--- Start of Supplied records ---
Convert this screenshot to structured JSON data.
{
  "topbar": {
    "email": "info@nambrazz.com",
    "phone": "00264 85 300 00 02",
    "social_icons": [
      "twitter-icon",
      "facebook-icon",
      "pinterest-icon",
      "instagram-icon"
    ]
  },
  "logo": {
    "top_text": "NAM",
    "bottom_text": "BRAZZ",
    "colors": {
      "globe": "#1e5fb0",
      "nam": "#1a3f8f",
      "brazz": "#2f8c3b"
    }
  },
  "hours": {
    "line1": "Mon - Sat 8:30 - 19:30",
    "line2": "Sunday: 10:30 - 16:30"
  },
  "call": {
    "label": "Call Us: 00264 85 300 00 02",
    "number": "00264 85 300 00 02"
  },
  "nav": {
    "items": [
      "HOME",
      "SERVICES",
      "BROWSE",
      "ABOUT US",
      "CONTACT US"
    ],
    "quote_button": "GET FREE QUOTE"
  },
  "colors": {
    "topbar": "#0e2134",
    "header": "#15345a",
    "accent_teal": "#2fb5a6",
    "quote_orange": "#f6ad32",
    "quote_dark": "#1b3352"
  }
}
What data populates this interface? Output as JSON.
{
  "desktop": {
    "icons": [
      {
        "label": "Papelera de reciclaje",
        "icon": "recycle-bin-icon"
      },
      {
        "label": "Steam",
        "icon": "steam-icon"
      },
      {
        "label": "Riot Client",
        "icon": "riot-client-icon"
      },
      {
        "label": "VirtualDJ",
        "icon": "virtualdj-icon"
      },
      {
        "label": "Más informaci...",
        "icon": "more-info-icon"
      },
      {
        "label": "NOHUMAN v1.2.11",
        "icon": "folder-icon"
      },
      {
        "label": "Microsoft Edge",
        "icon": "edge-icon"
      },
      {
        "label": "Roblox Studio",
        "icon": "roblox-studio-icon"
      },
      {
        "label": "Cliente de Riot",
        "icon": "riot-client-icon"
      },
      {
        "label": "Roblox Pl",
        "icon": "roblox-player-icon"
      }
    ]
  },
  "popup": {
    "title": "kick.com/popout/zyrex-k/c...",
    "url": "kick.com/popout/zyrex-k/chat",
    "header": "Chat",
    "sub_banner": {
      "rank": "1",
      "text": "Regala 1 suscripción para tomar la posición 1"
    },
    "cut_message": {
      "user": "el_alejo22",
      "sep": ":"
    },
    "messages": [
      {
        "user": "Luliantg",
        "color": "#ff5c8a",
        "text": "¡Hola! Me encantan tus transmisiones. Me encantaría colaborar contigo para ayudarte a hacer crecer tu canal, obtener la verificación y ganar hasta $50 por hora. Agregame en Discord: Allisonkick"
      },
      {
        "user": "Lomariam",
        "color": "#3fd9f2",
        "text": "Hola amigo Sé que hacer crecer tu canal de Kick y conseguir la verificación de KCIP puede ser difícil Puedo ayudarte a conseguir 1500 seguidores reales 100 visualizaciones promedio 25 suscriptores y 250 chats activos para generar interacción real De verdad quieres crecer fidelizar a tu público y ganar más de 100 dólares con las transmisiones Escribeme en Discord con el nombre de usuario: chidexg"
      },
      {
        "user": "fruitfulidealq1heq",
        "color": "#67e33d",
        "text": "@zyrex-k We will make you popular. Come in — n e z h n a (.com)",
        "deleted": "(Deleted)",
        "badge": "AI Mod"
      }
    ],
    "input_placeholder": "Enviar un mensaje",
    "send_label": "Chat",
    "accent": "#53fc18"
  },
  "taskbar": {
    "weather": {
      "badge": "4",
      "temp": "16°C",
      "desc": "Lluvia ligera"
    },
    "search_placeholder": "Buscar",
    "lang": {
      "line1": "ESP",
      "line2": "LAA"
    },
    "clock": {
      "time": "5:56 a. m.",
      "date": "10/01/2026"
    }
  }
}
--- End of Supplied records ---
What the task asks:
Return all the data exactly as given.

Exercise response:
Convert this screenshot to structured JSON data.
{
  "topbar": {
    "email": "info@nambrazz.com",
    "phone": "00264 85 300 00 02",
    "social_icons": [
      "twitter-icon",
      "facebook-icon",
      "pinterest-icon",
      "instagram-icon"
    ]
  },
  "logo": {
    "top_text": "NAM",
    "bottom_text": "BRAZZ",
    "colors": {
      "globe": "#1e5fb0",
      "nam": "#1a3f8f",
      "brazz": "#2f8c3b"
    }
  },
  "hours": {
    "line1": "Mon - Sat 8:30 - 19:30",
    "line2": "Sunday: 10:30 - 16:30"
  },
  "call": {
    "label": "Call Us: 00264 85 300 00 02",
    "number": "00264 85 300 00 02"
  },
  "nav": {
    "items": [
      "HOME",
      "SERVICES",
      "BROWSE",
      "ABOUT US",
      "CONTACT US"
    ],
    "quote_button": "GET FREE QUOTE"
  },
  "colors": {
    "topbar": "#0e2134",
    "header": "#15345a",
    "accent_teal": "#2fb5a6",
    "quote_orange": "#f6ad32",
    "quote_dark": "#1b3352"
  }
}
What data populates this interface? Output as JSON.
{
  "desktop": {
    "icons": [
      {
        "label": "Papelera de reciclaje",
        "icon": "recycle-bin-icon"
      },
      {
        "label": "Steam",
        "icon": "steam-icon"
      },
      {
        "label": "Riot Client",
        "icon": "riot-client-icon"
      },
      {
        "label": "VirtualDJ",
        "icon": "virtualdj-icon"
      },
      {
        "label": "Más informaci...",
        "icon": "more-info-icon"
      },
      {
        "label": "NOHUMAN v1.2.11",
        "icon": "folder-icon"
      },
      {
        "label": "Microsoft Edge",
        "icon": "edge-icon"
      },
      {
        "label": "Roblox Studio",
        "icon": "roblox-studio-icon"
      },
      {
        "label": "Cliente de Riot",
        "icon": "riot-client-icon"
      },
      {
        "label": "Roblox Pl",
        "icon": "roblox-player-icon"
      }
    ]
  },
  "popup": {
    "title": "kick.com/popout/zyrex-k/c...",
    "url": "kick.com/popout/zyrex-k/chat",
    "header": "Chat",
    "sub_banner": {
      "rank": "1",
      "text": "Regala 1 suscripción para tomar la posición 1"
    },
    "cut_message": {
      "user": "el_alejo22",
      "sep": ":"
    },
    "messages": [
      {
        "user": "Luliantg",
        "color": "#ff5c8a",
        "text": "¡Hola! Me encantan tus transmisiones. Me encantaría colaborar contigo para ayudarte a hacer crecer tu canal, obtener la verificación y ganar hasta $50 por hora. Agregame en Discord: Allisonkick"
      },
      {
        "user": "Lomariam",
        "color": "#3fd9f2",
        "text": "Hola amigo Sé que hacer crecer tu canal de Kick y conseguir la verificación de KCIP puede ser difícil Puedo ayudarte a conseguir 1500 seguidores reales 100 visualizaciones promedio 25 suscriptores y 250 chats activos para generar interacción real De verdad quieres crecer fidelizar a tu público y ganar más de 100 dólares con las transmisiones Escribeme en Discord con el nombre de usuario: chidexg"
      },
      {
        "user": "fruitfulidealq1heq",
        "color": "#67e33d",
        "text": "@zyrex-k We will make you popular. Come in — n e z h n a (.com)",
        "deleted": "(Deleted)",
        "badge": "AI Mod"
      }
    ],
    "input_placeholder": "Enviar un mensaje",
    "send_label": "Chat",
    "accent": "#53fc18"
  },
  "taskbar": {
    "weather": {
      "badge": "4",
      "temp": "16°C",
      "desc": "Lluvia ligera"
    },
    "search_placeholder": "Buscar",
    "lang": {
      "line1": "ESP",
      "line2": "LAA"
    },
    "clock": {
      "time": "5:56 a. m.",
      "date": "10/01/2026"
    }
  }
}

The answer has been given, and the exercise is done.